> GIVEN INFORMATION
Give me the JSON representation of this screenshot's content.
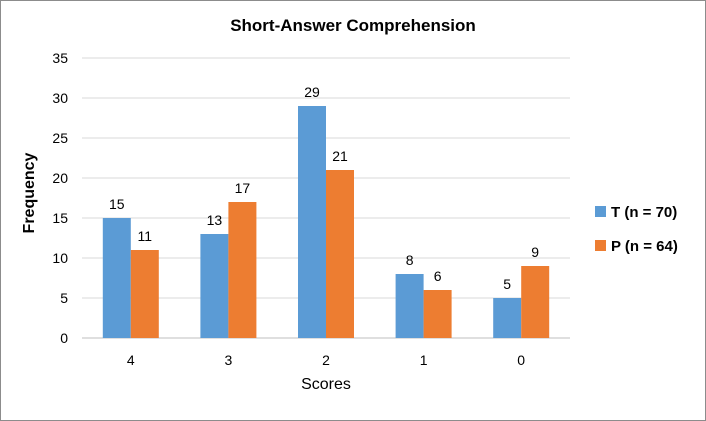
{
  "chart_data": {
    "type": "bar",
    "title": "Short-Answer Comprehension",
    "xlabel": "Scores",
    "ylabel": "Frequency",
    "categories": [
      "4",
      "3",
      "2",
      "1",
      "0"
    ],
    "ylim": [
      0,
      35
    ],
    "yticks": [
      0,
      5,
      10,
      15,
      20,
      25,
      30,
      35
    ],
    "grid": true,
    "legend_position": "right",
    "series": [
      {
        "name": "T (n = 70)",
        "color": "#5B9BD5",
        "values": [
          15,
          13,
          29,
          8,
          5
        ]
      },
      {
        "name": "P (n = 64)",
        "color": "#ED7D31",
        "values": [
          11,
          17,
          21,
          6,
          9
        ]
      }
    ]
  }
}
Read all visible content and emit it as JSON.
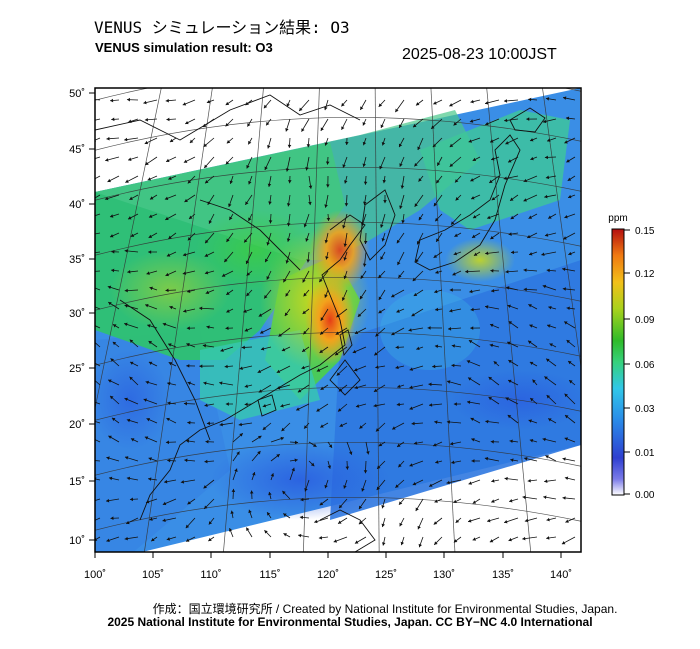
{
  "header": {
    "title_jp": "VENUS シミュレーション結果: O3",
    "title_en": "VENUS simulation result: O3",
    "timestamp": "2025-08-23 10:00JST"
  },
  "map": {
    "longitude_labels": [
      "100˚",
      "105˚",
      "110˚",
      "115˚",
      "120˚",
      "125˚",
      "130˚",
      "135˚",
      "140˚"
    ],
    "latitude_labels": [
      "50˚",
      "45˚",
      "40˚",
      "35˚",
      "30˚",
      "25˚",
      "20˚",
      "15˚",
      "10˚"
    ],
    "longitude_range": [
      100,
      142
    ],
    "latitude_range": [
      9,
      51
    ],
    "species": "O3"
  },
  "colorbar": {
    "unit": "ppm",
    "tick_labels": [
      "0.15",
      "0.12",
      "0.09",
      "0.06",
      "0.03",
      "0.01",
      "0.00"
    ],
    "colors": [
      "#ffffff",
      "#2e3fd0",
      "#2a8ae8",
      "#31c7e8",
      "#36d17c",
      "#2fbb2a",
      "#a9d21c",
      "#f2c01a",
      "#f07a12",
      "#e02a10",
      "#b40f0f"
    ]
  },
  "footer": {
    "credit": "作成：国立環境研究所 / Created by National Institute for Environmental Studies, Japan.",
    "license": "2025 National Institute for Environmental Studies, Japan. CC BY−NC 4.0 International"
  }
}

> WHAT IS ASKED
Exclude the pictures, and output exactly the lines from the one with "Read all visible content and emit it as JSON." through the last line of the records, both included.

> SOLVED EXERCISE
Read all visible content and emit it as JSON.
{
  "header": {
    "title_jp": "VENUS シミュレーション結果: O3",
    "title_en": "VENUS simulation result: O3",
    "timestamp": "2025-08-23 10:00JST"
  },
  "map": {
    "longitude_labels": [
      "100˚",
      "105˚",
      "110˚",
      "115˚",
      "120˚",
      "125˚",
      "130˚",
      "135˚",
      "140˚"
    ],
    "latitude_labels": [
      "50˚",
      "45˚",
      "40˚",
      "35˚",
      "30˚",
      "25˚",
      "20˚",
      "15˚",
      "10˚"
    ],
    "longitude_range": [
      100,
      142
    ],
    "latitude_range": [
      9,
      51
    ],
    "species": "O3"
  },
  "colorbar": {
    "unit": "ppm",
    "tick_labels": [
      "0.15",
      "0.12",
      "0.09",
      "0.06",
      "0.03",
      "0.01",
      "0.00"
    ],
    "colors": [
      "#ffffff",
      "#2e3fd0",
      "#2a8ae8",
      "#31c7e8",
      "#36d17c",
      "#2fbb2a",
      "#a9d21c",
      "#f2c01a",
      "#f07a12",
      "#e02a10",
      "#b40f0f"
    ]
  },
  "footer": {
    "credit": "作成：国立環境研究所 / Created by National Institute for Environmental Studies, Japan.",
    "license": "2025 National Institute for Environmental Studies, Japan. CC BY−NC 4.0 International"
  }
}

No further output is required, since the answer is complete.